_DATA FOR THE TASK:_

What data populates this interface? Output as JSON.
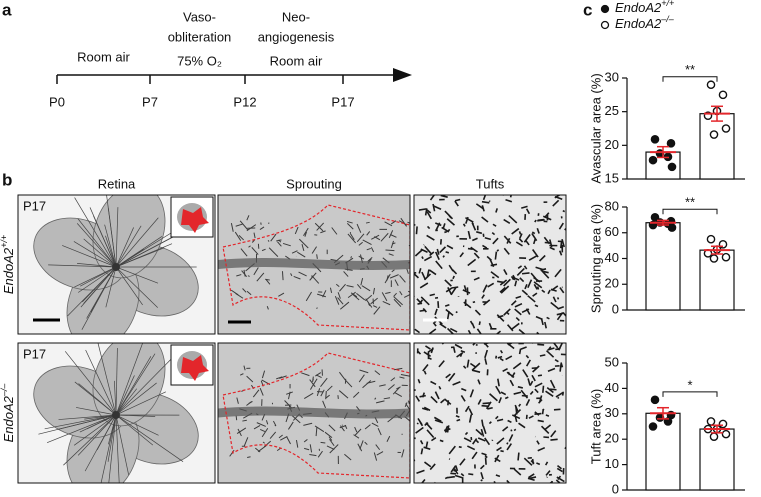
{
  "panel_labels": [
    "a",
    "b",
    "c"
  ],
  "timeline": {
    "days": [
      "P0",
      "P7",
      "P12",
      "P17"
    ],
    "phases": [
      [
        "Room air"
      ],
      [
        "Vaso-",
        "obliteration",
        "75% O₂"
      ],
      [
        "Neo-",
        "angiogenesis",
        "Room air"
      ]
    ]
  },
  "images": {
    "columns": [
      "Retina",
      "Sprouting",
      "Tufts"
    ],
    "rows": [
      {
        "genotype": "EndoA2",
        "sup": "+/+",
        "stage": "P17"
      },
      {
        "genotype": "EndoA2",
        "sup": "–/–",
        "stage": "P17"
      }
    ]
  },
  "chart_data": [
    {
      "type": "bar",
      "ylabel": "Avascular area (%)",
      "ylim": [
        15,
        30
      ],
      "yticks": [
        15,
        20,
        25,
        30
      ],
      "significance": "**",
      "error_color": "#e3262b",
      "series": [
        {
          "name": "EndoA2",
          "sup": "+/+",
          "marker": "filled",
          "mean": 19.0,
          "error": 0.8,
          "points": [
            20.9,
            20.3,
            18.8,
            18.3,
            17.8,
            16.8
          ]
        },
        {
          "name": "EndoA2",
          "sup": "–/–",
          "marker": "open",
          "mean": 24.7,
          "error": 1.1,
          "points": [
            29.0,
            27.5,
            25.1,
            24.4,
            22.5,
            21.6
          ]
        }
      ]
    },
    {
      "type": "bar",
      "ylabel": "Sprouting area (%)",
      "ylim": [
        0,
        80
      ],
      "yticks": [
        0,
        20,
        40,
        60,
        80
      ],
      "significance": "**",
      "error_color": "#e3262b",
      "series": [
        {
          "marker": "filled",
          "mean": 67.8,
          "error": 1.8,
          "points": [
            72,
            69,
            68,
            67,
            66,
            64
          ]
        },
        {
          "marker": "open",
          "mean": 46.5,
          "error": 3.0,
          "points": [
            55,
            51,
            47,
            44,
            41,
            40
          ]
        }
      ]
    },
    {
      "type": "bar",
      "ylabel": "Tuft area (%)",
      "ylim": [
        0,
        50
      ],
      "yticks": [
        0,
        10,
        20,
        30,
        40,
        50
      ],
      "significance": "*",
      "error_color": "#e3262b",
      "series": [
        {
          "marker": "filled",
          "mean": 30.2,
          "error": 2.2,
          "points": [
            35.5,
            29.5,
            28.5,
            27,
            25
          ]
        },
        {
          "marker": "open",
          "mean": 24.0,
          "error": 1.5,
          "points": [
            27,
            26,
            24,
            24,
            22,
            21
          ]
        }
      ]
    }
  ]
}
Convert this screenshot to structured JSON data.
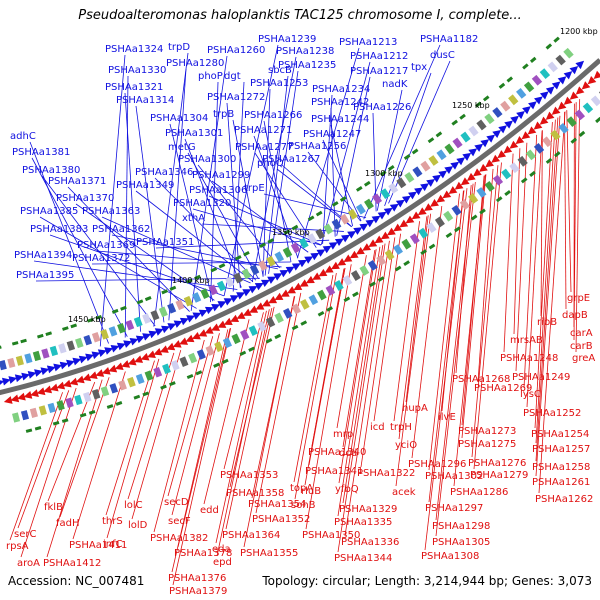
{
  "title": "Pseudoalteromonas haloplanktis TAC125 chromosome I, complete...",
  "accession_text": "Accession: NC_007481",
  "summary_text": "Topology: circular; Length: 3,214,944 bp; Genes: 3,073",
  "colors": {
    "forward": "#1010e0",
    "reverse": "#e01010",
    "backbone": "#808080",
    "tick_marker": "#208020"
  },
  "scale_labels": [
    "1200 kbp",
    "1250 kbp",
    "1300 kbp",
    "1350 kbp",
    "1400 kbp",
    "1450 kbp"
  ],
  "forward_labels": [
    "PSHAa1324",
    "trpD",
    "PSHAa1260",
    "PSHAa1239",
    "PSHAa1238",
    "PSHAa1213",
    "PSHAa1182",
    "PSHAa1330",
    "PSHAa1280",
    "PSHAa1235",
    "PSHAa1212",
    "dusC",
    "phoP",
    "dgt",
    "sbcB",
    "PSHAa1217",
    "tpx",
    "PSHAa1321",
    "PSHAa1253",
    "PSHAa1234",
    "nadK",
    "PSHAa1314",
    "PSHAa1272",
    "PSHAa1242",
    "PSHAa1226",
    "trpB",
    "PSHAa1266",
    "PSHAa1244",
    "PSHAa1304",
    "PSHAa1271",
    "PSHAa1247",
    "adhC",
    "PSHAa1301",
    "PSHAa1277",
    "PSHAa1256",
    "PSHAa1381",
    "metG",
    "phoQ",
    "PSHAa1267",
    "PSHAa1300",
    "PSHAa1380",
    "PSHAa1346",
    "PSHAa1299",
    "PSHAa1371",
    "PSHAa1349",
    "PSHAa1306",
    "trpE",
    "PSHAa1370",
    "PSHAa1320",
    "PSHAa1385",
    "PSHAa1363",
    "xthA",
    "PSHAa1383",
    "PSHAa1362",
    "PSHAa1369",
    "PSHAa1351",
    "PSHAa1394",
    "PSHAa1372",
    "PSHAa1395"
  ],
  "reverse_labels": [
    "grpE",
    "dapB",
    "ribB",
    "carA",
    "carB",
    "mrsAB",
    "greA",
    "PSHAa1248",
    "PSHAa1249",
    "PSHAa1268",
    "PSHAa1269",
    "lysC",
    "hupA",
    "PSHAa1252",
    "ilvE",
    "PSHAa1254",
    "trpH",
    "icd",
    "PSHAa1273",
    "PSHAa1275",
    "PSHAa1257",
    "mrp",
    "yciO",
    "PSHAa1340",
    "dcd",
    "PSHAa1296",
    "PSHAa1276",
    "PSHAa1258",
    "PSHAa1341",
    "PSHAa1322",
    "PSHAa1302",
    "PSHAa1279",
    "PSHAa1353",
    "yfbQ",
    "acek",
    "PSHAa1261",
    "topA",
    "rluB",
    "PSHAa1286",
    "PSHAa1262",
    "PSHAa1358",
    "PSHAa1354",
    "sohB",
    "PSHAa1329",
    "PSHAa1297",
    "edd",
    "PSHAa1352",
    "PSHAa1335",
    "PSHAa1298",
    "secD",
    "secF",
    "PSHAa1350",
    "PSHAa1336",
    "lolC",
    "fklB",
    "fadH",
    "thrS",
    "lolD",
    "PSHAa1364",
    "PSHAa1305",
    "serC",
    "PSHAa1382",
    "eda",
    "PSHAa1355",
    "PSHAa1344",
    "PSHAa1308",
    "rpsA",
    "PSHAa1411",
    "infC",
    "PSHAa1378",
    "epd",
    "aroA",
    "PSHAa1412",
    "PSHAa1376",
    "PSHAa1379"
  ]
}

_WORK TASK:_
Using the data above, write out every line exactly, leaving the images behind.

_ANSWER SPACE:_
What data populates this interface? Output as JSON.
{
  "panel_labels": [
    "a",
    "b",
    "c"
  ],
  "timeline": {
    "days": [
      "P0",
      "P7",
      "P12",
      "P17"
    ],
    "phases": [
      [
        "Room air"
      ],
      [
        "Vaso-",
        "obliteration",
        "75% O₂"
      ],
      [
        "Neo-",
        "angiogenesis",
        "Room air"
      ]
    ]
  },
  "images": {
    "columns": [
      "Retina",
      "Sprouting",
      "Tufts"
    ],
    "rows": [
      {
        "genotype": "EndoA2",
        "sup": "+/+",
        "stage": "P17"
      },
      {
        "genotype": "EndoA2",
        "sup": "–/–",
        "stage": "P17"
      }
    ]
  },
  "chart_data": [
    {
      "type": "bar",
      "ylabel": "Avascular area (%)",
      "ylim": [
        15,
        30
      ],
      "yticks": [
        15,
        20,
        25,
        30
      ],
      "significance": "**",
      "error_color": "#e3262b",
      "series": [
        {
          "name": "EndoA2",
          "sup": "+/+",
          "marker": "filled",
          "mean": 19.0,
          "error": 0.8,
          "points": [
            20.9,
            20.3,
            18.8,
            18.3,
            17.8,
            16.8
          ]
        },
        {
          "name": "EndoA2",
          "sup": "–/–",
          "marker": "open",
          "mean": 24.7,
          "error": 1.1,
          "points": [
            29.0,
            27.5,
            25.1,
            24.4,
            22.5,
            21.6
          ]
        }
      ]
    },
    {
      "type": "bar",
      "ylabel": "Sprouting area (%)",
      "ylim": [
        0,
        80
      ],
      "yticks": [
        0,
        20,
        40,
        60,
        80
      ],
      "significance": "**",
      "error_color": "#e3262b",
      "series": [
        {
          "marker": "filled",
          "mean": 67.8,
          "error": 1.8,
          "points": [
            72,
            69,
            68,
            67,
            66,
            64
          ]
        },
        {
          "marker": "open",
          "mean": 46.5,
          "error": 3.0,
          "points": [
            55,
            51,
            47,
            44,
            41,
            40
          ]
        }
      ]
    },
    {
      "type": "bar",
      "ylabel": "Tuft area (%)",
      "ylim": [
        0,
        50
      ],
      "yticks": [
        0,
        10,
        20,
        30,
        40,
        50
      ],
      "significance": "*",
      "error_color": "#e3262b",
      "series": [
        {
          "marker": "filled",
          "mean": 30.2,
          "error": 2.2,
          "points": [
            35.5,
            29.5,
            28.5,
            27,
            25
          ]
        },
        {
          "marker": "open",
          "mean": 24.0,
          "error": 1.5,
          "points": [
            27,
            26,
            24,
            24,
            22,
            21
          ]
        }
      ]
    }
  ]
}
Convert this screenshot to structured JSON data.
{
  "title": "Pseudoalteromonas haloplanktis TAC125 chromosome I, complete...",
  "accession_text": "Accession: NC_007481",
  "summary_text": "Topology: circular; Length: 3,214,944 bp; Genes: 3,073",
  "colors": {
    "forward": "#1010e0",
    "reverse": "#e01010",
    "backbone": "#808080",
    "tick_marker": "#208020"
  },
  "scale_labels": [
    "1200 kbp",
    "1250 kbp",
    "1300 kbp",
    "1350 kbp",
    "1400 kbp",
    "1450 kbp"
  ],
  "forward_labels": [
    "PSHAa1324",
    "trpD",
    "PSHAa1260",
    "PSHAa1239",
    "PSHAa1238",
    "PSHAa1213",
    "PSHAa1182",
    "PSHAa1330",
    "PSHAa1280",
    "PSHAa1235",
    "PSHAa1212",
    "dusC",
    "phoP",
    "dgt",
    "sbcB",
    "PSHAa1217",
    "tpx",
    "PSHAa1321",
    "PSHAa1253",
    "PSHAa1234",
    "nadK",
    "PSHAa1314",
    "PSHAa1272",
    "PSHAa1242",
    "PSHAa1226",
    "trpB",
    "PSHAa1266",
    "PSHAa1244",
    "PSHAa1304",
    "PSHAa1271",
    "PSHAa1247",
    "adhC",
    "PSHAa1301",
    "PSHAa1277",
    "PSHAa1256",
    "PSHAa1381",
    "metG",
    "phoQ",
    "PSHAa1267",
    "PSHAa1300",
    "PSHAa1380",
    "PSHAa1346",
    "PSHAa1299",
    "PSHAa1371",
    "PSHAa1349",
    "PSHAa1306",
    "trpE",
    "PSHAa1370",
    "PSHAa1320",
    "PSHAa1385",
    "PSHAa1363",
    "xthA",
    "PSHAa1383",
    "PSHAa1362",
    "PSHAa1369",
    "PSHAa1351",
    "PSHAa1394",
    "PSHAa1372",
    "PSHAa1395"
  ],
  "reverse_labels": [
    "grpE",
    "dapB",
    "ribB",
    "carA",
    "carB",
    "mrsAB",
    "greA",
    "PSHAa1248",
    "PSHAa1249",
    "PSHAa1268",
    "PSHAa1269",
    "lysC",
    "hupA",
    "PSHAa1252",
    "ilvE",
    "PSHAa1254",
    "trpH",
    "icd",
    "PSHAa1273",
    "PSHAa1275",
    "PSHAa1257",
    "mrp",
    "yciO",
    "PSHAa1340",
    "dcd",
    "PSHAa1296",
    "PSHAa1276",
    "PSHAa1258",
    "PSHAa1341",
    "PSHAa1322",
    "PSHAa1302",
    "PSHAa1279",
    "PSHAa1353",
    "yfbQ",
    "acek",
    "PSHAa1261",
    "topA",
    "rluB",
    "PSHAa1286",
    "PSHAa1262",
    "PSHAa1358",
    "PSHAa1354",
    "sohB",
    "PSHAa1329",
    "PSHAa1297",
    "edd",
    "PSHAa1352",
    "PSHAa1335",
    "PSHAa1298",
    "secD",
    "secF",
    "PSHAa1350",
    "PSHAa1336",
    "lolC",
    "fklB",
    "fadH",
    "thrS",
    "lolD",
    "PSHAa1364",
    "PSHAa1305",
    "serC",
    "PSHAa1382",
    "eda",
    "PSHAa1355",
    "PSHAa1344",
    "PSHAa1308",
    "rpsA",
    "PSHAa1411",
    "infC",
    "PSHAa1378",
    "epd",
    "aroA",
    "PSHAa1412",
    "PSHAa1376",
    "PSHAa1379"
  ]
}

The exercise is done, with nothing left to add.